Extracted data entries

——————

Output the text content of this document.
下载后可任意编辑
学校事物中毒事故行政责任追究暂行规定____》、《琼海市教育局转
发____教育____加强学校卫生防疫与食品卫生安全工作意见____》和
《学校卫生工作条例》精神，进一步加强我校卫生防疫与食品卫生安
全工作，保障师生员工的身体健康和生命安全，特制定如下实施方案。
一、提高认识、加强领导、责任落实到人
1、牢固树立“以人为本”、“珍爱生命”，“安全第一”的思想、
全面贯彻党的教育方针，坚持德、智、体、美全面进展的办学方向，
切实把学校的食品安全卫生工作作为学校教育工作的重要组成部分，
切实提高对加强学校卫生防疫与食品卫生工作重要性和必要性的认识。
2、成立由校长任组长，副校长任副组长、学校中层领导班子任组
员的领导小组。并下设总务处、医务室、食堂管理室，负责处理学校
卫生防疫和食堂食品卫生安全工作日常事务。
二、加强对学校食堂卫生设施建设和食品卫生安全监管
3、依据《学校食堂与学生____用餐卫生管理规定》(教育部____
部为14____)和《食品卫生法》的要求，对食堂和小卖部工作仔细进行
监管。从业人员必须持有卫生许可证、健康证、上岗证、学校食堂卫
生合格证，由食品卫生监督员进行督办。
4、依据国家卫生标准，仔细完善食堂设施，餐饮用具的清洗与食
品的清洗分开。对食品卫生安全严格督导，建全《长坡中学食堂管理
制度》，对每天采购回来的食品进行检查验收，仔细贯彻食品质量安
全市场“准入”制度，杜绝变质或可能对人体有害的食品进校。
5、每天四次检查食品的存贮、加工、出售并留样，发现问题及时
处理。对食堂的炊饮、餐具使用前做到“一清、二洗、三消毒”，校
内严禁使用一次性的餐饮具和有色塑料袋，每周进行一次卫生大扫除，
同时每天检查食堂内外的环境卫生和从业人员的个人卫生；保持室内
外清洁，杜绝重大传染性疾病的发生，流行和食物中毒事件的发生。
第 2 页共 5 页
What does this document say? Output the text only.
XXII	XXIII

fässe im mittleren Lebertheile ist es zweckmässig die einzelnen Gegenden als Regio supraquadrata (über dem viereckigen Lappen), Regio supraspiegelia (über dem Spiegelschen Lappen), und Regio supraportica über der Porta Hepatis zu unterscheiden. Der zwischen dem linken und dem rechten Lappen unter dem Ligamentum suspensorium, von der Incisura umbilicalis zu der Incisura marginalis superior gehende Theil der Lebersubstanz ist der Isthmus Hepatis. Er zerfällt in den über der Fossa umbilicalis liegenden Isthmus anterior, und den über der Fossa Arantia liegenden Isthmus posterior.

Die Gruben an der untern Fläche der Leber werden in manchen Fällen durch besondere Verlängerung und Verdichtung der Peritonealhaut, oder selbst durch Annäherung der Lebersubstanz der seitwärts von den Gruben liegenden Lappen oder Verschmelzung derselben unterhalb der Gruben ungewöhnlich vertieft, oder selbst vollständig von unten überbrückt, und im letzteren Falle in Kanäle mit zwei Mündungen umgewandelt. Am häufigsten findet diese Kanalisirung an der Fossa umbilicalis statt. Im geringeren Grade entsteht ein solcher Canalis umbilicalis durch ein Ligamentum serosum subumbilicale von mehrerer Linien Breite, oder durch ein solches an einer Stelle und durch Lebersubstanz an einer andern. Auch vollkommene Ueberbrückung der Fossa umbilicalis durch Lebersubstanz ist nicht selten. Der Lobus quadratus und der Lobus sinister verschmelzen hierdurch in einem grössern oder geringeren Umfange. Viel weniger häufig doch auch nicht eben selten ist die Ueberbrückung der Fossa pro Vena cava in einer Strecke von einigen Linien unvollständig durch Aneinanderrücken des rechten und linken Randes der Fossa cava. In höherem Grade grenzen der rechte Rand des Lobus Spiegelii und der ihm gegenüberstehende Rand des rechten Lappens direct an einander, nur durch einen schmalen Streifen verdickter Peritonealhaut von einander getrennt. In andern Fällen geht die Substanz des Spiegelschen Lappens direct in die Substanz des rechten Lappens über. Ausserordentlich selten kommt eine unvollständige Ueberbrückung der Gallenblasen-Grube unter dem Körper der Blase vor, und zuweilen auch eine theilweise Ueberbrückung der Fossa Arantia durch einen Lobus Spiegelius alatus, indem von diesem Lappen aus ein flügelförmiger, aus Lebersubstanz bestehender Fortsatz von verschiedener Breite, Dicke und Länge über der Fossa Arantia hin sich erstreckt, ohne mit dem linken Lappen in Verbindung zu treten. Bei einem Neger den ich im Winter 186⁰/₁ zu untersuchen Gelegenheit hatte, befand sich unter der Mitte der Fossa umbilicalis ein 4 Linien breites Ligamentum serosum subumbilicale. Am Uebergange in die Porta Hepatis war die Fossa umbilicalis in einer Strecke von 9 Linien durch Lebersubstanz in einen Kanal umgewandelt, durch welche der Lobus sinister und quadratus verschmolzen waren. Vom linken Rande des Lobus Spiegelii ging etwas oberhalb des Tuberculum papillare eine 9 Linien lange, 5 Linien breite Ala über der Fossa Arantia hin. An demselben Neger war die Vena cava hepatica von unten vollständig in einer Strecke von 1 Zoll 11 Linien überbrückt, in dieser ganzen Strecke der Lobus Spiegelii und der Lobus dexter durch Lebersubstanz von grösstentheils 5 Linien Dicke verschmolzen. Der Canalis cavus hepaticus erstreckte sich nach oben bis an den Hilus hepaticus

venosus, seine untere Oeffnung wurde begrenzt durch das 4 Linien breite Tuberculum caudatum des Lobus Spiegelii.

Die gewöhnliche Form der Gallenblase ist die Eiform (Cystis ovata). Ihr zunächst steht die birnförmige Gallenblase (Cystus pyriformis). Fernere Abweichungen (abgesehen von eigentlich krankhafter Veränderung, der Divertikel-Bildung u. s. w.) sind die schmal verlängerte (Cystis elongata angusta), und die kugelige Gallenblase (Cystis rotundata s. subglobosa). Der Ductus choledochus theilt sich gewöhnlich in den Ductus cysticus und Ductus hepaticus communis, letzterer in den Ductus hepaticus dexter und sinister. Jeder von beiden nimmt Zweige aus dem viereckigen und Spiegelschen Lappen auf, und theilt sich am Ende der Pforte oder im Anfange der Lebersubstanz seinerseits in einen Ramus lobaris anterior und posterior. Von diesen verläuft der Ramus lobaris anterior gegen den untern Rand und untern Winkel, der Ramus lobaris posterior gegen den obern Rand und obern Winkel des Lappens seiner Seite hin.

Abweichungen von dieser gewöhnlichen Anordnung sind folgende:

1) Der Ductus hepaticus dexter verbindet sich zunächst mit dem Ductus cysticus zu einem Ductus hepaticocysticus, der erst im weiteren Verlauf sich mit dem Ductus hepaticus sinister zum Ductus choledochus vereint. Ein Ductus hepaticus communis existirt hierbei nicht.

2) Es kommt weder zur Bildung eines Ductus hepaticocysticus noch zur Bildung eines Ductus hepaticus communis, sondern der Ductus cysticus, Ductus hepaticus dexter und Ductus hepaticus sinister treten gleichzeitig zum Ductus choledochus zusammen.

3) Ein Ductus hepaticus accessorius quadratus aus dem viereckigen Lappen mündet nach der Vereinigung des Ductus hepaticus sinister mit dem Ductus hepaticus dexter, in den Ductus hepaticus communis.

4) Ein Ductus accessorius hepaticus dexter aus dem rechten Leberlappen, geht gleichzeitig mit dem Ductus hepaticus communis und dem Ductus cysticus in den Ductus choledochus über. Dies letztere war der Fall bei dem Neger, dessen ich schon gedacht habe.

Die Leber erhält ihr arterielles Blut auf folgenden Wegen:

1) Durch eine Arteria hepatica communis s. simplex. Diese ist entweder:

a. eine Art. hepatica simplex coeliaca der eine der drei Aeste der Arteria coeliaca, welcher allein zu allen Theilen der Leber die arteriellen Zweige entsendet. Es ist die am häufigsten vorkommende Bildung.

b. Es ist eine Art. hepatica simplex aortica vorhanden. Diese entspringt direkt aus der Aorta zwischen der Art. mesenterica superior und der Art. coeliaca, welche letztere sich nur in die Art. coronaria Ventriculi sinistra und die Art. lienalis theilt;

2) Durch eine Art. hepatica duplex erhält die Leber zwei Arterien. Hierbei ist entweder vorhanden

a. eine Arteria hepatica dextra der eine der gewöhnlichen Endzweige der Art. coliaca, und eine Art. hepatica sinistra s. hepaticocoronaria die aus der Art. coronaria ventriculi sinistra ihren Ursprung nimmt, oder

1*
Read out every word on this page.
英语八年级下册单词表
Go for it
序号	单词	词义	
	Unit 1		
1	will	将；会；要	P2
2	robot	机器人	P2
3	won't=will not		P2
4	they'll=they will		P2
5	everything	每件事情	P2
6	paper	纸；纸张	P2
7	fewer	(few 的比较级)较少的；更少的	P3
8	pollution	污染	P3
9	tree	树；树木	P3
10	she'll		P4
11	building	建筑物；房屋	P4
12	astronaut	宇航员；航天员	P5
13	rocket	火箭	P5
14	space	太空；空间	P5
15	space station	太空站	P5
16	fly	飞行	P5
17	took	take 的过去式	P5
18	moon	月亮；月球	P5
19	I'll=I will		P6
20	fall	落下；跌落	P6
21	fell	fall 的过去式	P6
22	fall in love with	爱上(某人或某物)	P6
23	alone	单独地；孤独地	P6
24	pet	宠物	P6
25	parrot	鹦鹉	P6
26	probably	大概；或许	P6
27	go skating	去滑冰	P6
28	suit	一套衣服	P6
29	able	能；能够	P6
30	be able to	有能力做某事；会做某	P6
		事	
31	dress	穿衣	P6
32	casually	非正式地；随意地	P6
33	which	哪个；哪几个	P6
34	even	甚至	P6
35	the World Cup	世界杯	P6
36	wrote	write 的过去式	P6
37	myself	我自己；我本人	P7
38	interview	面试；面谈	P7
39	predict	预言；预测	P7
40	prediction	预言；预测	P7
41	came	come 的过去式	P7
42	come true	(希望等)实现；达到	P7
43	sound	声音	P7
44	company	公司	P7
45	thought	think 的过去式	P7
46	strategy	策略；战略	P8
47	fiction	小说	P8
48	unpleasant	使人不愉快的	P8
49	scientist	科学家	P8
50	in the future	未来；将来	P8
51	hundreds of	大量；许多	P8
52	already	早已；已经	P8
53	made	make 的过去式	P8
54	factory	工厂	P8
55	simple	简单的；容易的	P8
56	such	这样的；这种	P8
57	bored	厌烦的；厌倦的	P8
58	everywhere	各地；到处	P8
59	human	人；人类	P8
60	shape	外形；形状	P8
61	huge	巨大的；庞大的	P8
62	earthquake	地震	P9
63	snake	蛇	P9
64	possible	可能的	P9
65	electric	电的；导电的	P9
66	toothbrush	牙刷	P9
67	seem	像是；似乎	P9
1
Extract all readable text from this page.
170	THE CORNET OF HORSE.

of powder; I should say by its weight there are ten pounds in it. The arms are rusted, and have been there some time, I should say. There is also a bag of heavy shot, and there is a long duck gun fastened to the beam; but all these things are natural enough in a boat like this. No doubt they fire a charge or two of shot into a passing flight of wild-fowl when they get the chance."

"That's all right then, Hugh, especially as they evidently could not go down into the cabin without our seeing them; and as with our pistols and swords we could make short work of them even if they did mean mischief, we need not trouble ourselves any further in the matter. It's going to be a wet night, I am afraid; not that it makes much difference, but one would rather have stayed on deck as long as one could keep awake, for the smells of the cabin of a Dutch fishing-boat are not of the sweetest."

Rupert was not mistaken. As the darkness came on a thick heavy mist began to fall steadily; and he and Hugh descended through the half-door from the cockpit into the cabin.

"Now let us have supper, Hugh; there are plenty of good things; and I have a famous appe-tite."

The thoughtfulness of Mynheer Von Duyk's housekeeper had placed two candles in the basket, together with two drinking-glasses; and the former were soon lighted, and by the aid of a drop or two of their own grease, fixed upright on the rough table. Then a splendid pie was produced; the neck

——————

● **Written problem**
Write out every line of the entries that holds the word "document".

● **Full solution**
Output the text content of this document.
What does this document say? Output the text only.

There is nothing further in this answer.